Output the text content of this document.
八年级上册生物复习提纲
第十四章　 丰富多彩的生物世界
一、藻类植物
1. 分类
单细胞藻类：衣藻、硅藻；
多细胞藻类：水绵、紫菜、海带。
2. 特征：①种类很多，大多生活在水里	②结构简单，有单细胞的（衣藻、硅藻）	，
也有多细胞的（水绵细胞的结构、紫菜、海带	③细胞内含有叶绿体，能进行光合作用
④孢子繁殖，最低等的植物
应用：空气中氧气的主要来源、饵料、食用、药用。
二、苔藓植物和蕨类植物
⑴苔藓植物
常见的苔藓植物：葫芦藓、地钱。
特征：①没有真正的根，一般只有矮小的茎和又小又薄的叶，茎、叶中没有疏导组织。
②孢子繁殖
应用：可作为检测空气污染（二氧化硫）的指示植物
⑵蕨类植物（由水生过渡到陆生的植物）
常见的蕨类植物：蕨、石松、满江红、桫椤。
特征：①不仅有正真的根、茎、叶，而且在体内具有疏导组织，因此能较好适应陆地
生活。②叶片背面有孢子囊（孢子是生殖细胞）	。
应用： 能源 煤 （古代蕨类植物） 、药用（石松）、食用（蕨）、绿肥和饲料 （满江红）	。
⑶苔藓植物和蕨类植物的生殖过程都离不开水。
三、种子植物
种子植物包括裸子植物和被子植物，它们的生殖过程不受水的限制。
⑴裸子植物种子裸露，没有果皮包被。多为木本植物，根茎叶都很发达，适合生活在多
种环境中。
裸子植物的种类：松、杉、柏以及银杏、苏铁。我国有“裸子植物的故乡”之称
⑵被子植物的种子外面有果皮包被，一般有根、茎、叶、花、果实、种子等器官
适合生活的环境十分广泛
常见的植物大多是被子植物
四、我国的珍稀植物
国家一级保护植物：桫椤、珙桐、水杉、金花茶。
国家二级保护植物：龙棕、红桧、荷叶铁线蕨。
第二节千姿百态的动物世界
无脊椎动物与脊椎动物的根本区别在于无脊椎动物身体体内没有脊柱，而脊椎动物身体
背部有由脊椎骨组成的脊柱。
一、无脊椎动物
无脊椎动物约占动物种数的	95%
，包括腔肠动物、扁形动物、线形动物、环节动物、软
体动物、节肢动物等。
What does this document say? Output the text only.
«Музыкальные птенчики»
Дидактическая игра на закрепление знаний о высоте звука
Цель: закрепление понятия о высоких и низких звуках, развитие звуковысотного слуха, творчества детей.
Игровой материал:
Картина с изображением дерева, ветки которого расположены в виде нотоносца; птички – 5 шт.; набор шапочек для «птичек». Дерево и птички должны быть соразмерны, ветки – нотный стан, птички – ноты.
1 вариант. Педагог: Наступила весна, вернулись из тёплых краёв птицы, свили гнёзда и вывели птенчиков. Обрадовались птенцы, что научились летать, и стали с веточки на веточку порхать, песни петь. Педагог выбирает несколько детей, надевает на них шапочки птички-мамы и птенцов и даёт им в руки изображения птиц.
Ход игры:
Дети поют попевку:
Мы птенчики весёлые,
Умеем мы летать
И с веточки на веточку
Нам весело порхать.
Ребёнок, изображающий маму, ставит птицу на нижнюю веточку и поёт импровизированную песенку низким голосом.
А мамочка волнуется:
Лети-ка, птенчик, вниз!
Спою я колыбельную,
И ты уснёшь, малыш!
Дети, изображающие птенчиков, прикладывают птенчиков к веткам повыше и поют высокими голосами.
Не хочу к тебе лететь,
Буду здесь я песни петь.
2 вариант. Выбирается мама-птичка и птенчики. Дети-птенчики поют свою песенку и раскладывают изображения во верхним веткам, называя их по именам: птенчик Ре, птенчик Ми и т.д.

+---+

Write out each line of the data that holds the string "песни".

- Task output -
1 вариант. Педагог: Наступила весна, вернулись из тёплых краёв птицы, свили гнёзда и вывели птенчиков. Обрадовались птенцы, что научились летать, и стали с веточки на веточку порхать, песни петь. Педагог выбирает несколько детей, надевает на них шапочки птички-мамы и птенцов и даёт им в руки изображения птиц.
Буду здесь я песни петь.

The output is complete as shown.